* [Written request]: Copy out all the records, word for word.

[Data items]
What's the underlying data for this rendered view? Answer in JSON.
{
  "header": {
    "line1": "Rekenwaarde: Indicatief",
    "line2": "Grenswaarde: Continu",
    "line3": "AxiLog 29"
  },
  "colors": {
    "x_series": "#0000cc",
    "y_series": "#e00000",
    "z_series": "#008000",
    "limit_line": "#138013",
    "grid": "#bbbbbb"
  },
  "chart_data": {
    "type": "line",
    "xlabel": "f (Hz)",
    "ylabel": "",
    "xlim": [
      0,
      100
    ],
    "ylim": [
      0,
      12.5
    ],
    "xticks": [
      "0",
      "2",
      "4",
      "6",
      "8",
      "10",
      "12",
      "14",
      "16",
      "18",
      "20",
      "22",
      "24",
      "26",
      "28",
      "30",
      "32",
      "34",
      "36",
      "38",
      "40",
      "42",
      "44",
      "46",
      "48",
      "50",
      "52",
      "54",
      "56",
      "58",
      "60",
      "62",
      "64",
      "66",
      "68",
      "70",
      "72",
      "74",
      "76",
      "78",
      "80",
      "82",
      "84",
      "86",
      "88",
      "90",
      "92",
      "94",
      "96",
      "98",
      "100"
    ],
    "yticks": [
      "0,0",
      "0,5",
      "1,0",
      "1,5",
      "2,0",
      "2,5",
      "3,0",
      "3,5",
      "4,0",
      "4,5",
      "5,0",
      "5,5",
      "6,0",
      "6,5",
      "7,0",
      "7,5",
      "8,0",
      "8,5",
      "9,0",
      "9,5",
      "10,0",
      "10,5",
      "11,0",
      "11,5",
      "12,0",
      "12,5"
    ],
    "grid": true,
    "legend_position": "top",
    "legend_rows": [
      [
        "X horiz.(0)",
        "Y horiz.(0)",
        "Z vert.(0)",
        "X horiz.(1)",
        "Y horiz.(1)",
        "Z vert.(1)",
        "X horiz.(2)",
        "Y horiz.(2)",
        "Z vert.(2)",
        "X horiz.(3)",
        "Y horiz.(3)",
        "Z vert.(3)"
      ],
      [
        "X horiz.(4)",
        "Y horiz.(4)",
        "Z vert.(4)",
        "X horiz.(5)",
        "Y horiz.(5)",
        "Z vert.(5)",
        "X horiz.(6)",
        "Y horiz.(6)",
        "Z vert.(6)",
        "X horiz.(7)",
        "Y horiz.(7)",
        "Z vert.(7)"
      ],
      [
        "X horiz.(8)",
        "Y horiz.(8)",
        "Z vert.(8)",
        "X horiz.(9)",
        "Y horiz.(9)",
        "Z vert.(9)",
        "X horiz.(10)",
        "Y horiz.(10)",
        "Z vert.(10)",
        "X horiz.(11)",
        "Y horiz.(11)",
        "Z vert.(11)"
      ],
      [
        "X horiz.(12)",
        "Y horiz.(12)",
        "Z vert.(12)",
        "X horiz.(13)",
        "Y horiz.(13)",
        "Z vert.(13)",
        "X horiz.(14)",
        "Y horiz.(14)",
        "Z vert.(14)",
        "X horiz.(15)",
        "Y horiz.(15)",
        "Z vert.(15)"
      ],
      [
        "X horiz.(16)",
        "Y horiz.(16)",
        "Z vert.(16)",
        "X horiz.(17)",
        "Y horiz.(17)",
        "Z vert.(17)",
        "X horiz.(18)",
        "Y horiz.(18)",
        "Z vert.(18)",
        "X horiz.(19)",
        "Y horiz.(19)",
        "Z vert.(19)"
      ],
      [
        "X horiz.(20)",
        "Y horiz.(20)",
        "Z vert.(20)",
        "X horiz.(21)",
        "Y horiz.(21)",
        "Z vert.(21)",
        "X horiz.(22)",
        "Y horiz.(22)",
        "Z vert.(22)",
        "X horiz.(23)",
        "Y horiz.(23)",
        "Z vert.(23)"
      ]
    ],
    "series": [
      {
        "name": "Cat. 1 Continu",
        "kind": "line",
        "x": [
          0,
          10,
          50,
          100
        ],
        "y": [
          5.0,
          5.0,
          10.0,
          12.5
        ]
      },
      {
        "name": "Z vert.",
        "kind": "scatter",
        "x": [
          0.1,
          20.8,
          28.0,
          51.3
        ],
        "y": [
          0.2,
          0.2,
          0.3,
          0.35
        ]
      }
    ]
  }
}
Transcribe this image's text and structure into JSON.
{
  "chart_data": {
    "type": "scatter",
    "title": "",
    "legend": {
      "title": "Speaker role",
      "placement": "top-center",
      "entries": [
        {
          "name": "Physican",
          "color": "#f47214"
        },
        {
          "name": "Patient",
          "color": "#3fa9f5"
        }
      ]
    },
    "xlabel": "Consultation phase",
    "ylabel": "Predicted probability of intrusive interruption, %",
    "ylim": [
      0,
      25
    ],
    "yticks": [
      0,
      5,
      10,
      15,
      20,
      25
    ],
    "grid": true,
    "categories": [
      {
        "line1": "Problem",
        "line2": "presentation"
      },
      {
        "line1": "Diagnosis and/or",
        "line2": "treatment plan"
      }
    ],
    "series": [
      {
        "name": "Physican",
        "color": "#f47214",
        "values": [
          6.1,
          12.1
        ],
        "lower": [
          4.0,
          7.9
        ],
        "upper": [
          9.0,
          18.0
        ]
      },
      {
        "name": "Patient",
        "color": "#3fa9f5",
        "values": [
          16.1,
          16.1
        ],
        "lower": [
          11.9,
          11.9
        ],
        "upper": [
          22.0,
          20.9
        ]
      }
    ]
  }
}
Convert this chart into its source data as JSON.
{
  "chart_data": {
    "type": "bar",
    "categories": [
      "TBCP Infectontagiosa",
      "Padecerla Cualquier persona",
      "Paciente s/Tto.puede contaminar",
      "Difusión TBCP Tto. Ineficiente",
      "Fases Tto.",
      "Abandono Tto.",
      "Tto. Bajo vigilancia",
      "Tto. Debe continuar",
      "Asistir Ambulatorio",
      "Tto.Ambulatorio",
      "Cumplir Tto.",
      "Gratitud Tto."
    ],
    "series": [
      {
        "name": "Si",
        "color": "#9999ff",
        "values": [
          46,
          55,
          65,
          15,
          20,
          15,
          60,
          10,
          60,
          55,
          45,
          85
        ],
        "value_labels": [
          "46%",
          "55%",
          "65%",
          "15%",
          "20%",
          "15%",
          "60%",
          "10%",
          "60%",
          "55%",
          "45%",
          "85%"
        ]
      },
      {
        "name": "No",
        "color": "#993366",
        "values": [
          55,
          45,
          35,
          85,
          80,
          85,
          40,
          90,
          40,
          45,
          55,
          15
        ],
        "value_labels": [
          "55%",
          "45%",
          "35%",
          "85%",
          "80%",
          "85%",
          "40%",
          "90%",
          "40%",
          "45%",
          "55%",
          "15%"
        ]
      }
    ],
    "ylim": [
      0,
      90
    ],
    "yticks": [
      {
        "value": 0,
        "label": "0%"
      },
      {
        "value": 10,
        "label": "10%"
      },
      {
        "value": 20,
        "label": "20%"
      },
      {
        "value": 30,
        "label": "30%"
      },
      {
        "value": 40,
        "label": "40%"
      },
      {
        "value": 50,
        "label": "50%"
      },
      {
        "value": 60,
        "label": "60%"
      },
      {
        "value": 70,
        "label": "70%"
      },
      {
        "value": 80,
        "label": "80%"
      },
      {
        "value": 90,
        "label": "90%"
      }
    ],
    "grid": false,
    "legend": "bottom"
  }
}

* [Task output]:
What's the underlying data for this rendered view? Answer in JSON.
{
  "header": {
    "line1": "Rekenwaarde: Indicatief",
    "line2": "Grenswaarde: Continu",
    "line3": "AxiLog 29"
  },
  "colors": {
    "x_series": "#0000cc",
    "y_series": "#e00000",
    "z_series": "#008000",
    "limit_line": "#138013",
    "grid": "#bbbbbb"
  },
  "chart_data": {
    "type": "line",
    "xlabel": "f (Hz)",
    "ylabel": "",
    "xlim": [
      0,
      100
    ],
    "ylim": [
      0,
      12.5
    ],
    "xticks": [
      "0",
      "2",
      "4",
      "6",
      "8",
      "10",
      "12",
      "14",
      "16",
      "18",
      "20",
      "22",
      "24",
      "26",
      "28",
      "30",
      "32",
      "34",
      "36",
      "38",
      "40",
      "42",
      "44",
      "46",
      "48",
      "50",
      "52",
      "54",
      "56",
      "58",
      "60",
      "62",
      "64",
      "66",
      "68",
      "70",
      "72",
      "74",
      "76",
      "78",
      "80",
      "82",
      "84",
      "86",
      "88",
      "90",
      "92",
      "94",
      "96",
      "98",
      "100"
    ],
    "yticks": [
      "0,0",
      "0,5",
      "1,0",
      "1,5",
      "2,0",
      "2,5",
      "3,0",
      "3,5",
      "4,0",
      "4,5",
      "5,0",
      "5,5",
      "6,0",
      "6,5",
      "7,0",
      "7,5",
      "8,0",
      "8,5",
      "9,0",
      "9,5",
      "10,0",
      "10,5",
      "11,0",
      "11,5",
      "12,0",
      "12,5"
    ],
    "grid": true,
    "legend_position": "top",
    "legend_rows": [
      [
        "X horiz.(0)",
        "Y horiz.(0)",
        "Z vert.(0)",
        "X horiz.(1)",
        "Y horiz.(1)",
        "Z vert.(1)",
        "X horiz.(2)",
        "Y horiz.(2)",
        "Z vert.(2)",
        "X horiz.(3)",
        "Y horiz.(3)",
        "Z vert.(3)"
      ],
      [
        "X horiz.(4)",
        "Y horiz.(4)",
        "Z vert.(4)",
        "X horiz.(5)",
        "Y horiz.(5)",
        "Z vert.(5)",
        "X horiz.(6)",
        "Y horiz.(6)",
        "Z vert.(6)",
        "X horiz.(7)",
        "Y horiz.(7)",
        "Z vert.(7)"
      ],
      [
        "X horiz.(8)",
        "Y horiz.(8)",
        "Z vert.(8)",
        "X horiz.(9)",
        "Y horiz.(9)",
        "Z vert.(9)",
        "X horiz.(10)",
        "Y horiz.(10)",
        "Z vert.(10)",
        "X horiz.(11)",
        "Y horiz.(11)",
        "Z vert.(11)"
      ],
      [
        "X horiz.(12)",
        "Y horiz.(12)",
        "Z vert.(12)",
        "X horiz.(13)",
        "Y horiz.(13)",
        "Z vert.(13)",
        "X horiz.(14)",
        "Y horiz.(14)",
        "Z vert.(14)",
        "X horiz.(15)",
        "Y horiz.(15)",
        "Z vert.(15)"
      ],
      [
        "X horiz.(16)",
        "Y horiz.(16)",
        "Z vert.(16)",
        "X horiz.(17)",
        "Y horiz.(17)",
        "Z vert.(17)",
        "X horiz.(18)",
        "Y horiz.(18)",
        "Z vert.(18)",
        "X horiz.(19)",
        "Y horiz.(19)",
        "Z vert.(19)"
      ],
      [
        "X horiz.(20)",
        "Y horiz.(20)",
        "Z vert.(20)",
        "X horiz.(21)",
        "Y horiz.(21)",
        "Z vert.(21)",
        "X horiz.(22)",
        "Y horiz.(22)",
        "Z vert.(22)",
        "X horiz.(23)",
        "Y horiz.(23)",
        "Z vert.(23)"
      ]
    ],
    "series": [
      {
        "name": "Cat. 1 Continu",
        "kind": "line",
        "x": [
          0,
          10,
          50,
          100
        ],
        "y": [
          5.0,
          5.0,
          10.0,
          12.5
        ]
      },
      {
        "name": "Z vert.",
        "kind": "scatter",
        "x": [
          0.1,
          20.8,
          28.0,
          51.3
        ],
        "y": [
          0.2,
          0.2,
          0.3,
          0.35
        ]
      }
    ]
  }
}
Transcribe this image's text and structure into JSON.
{
  "chart_data": {
    "type": "scatter",
    "title": "",
    "legend": {
      "title": "Speaker role",
      "placement": "top-center",
      "entries": [
        {
          "name": "Physican",
          "color": "#f47214"
        },
        {
          "name": "Patient",
          "color": "#3fa9f5"
        }
      ]
    },
    "xlabel": "Consultation phase",
    "ylabel": "Predicted probability of intrusive interruption, %",
    "ylim": [
      0,
      25
    ],
    "yticks": [
      0,
      5,
      10,
      15,
      20,
      25
    ],
    "grid": true,
    "categories": [
      {
        "line1": "Problem",
        "line2": "presentation"
      },
      {
        "line1": "Diagnosis and/or",
        "line2": "treatment plan"
      }
    ],
    "series": [
      {
        "name": "Physican",
        "color": "#f47214",
        "values": [
          6.1,
          12.1
        ],
        "lower": [
          4.0,
          7.9
        ],
        "upper": [
          9.0,
          18.0
        ]
      },
      {
        "name": "Patient",
        "color": "#3fa9f5",
        "values": [
          16.1,
          16.1
        ],
        "lower": [
          11.9,
          11.9
        ],
        "upper": [
          22.0,
          20.9
        ]
      }
    ]
  }
}
Convert this chart into its source data as JSON.
{
  "chart_data": {
    "type": "bar",
    "categories": [
      "TBCP Infectontagiosa",
      "Padecerla Cualquier persona",
      "Paciente s/Tto.puede contaminar",
      "Difusión TBCP Tto. Ineficiente",
      "Fases Tto.",
      "Abandono Tto.",
      "Tto. Bajo vigilancia",
      "Tto. Debe continuar",
      "Asistir Ambulatorio",
      "Tto.Ambulatorio",
      "Cumplir Tto.",
      "Gratitud Tto."
    ],
    "series": [
      {
        "name": "Si",
        "color": "#9999ff",
        "values": [
          46,
          55,
          65,
          15,
          20,
          15,
          60,
          10,
          60,
          55,
          45,
          85
        ],
        "value_labels": [
          "46%",
          "55%",
          "65%",
          "15%",
          "20%",
          "15%",
          "60%",
          "10%",
          "60%",
          "55%",
          "45%",
          "85%"
        ]
      },
      {
        "name": "No",
        "color": "#993366",
        "values": [
          55,
          45,
          35,
          85,
          80,
          85,
          40,
          90,
          40,
          45,
          55,
          15
        ],
        "value_labels": [
          "55%",
          "45%",
          "35%",
          "85%",
          "80%",
          "85%",
          "40%",
          "90%",
          "40%",
          "45%",
          "55%",
          "15%"
        ]
      }
    ],
    "ylim": [
      0,
      90
    ],
    "yticks": [
      {
        "value": 0,
        "label": "0%"
      },
      {
        "value": 10,
        "label": "10%"
      },
      {
        "value": 20,
        "label": "20%"
      },
      {
        "value": 30,
        "label": "30%"
      },
      {
        "value": 40,
        "label": "40%"
      },
      {
        "value": 50,
        "label": "50%"
      },
      {
        "value": 60,
        "label": "60%"
      },
      {
        "value": 70,
        "label": "70%"
      },
      {
        "value": 80,
        "label": "80%"
      },
      {
        "value": 90,
        "label": "90%"
      }
    ],
    "grid": false,
    "legend": "bottom"
  }
}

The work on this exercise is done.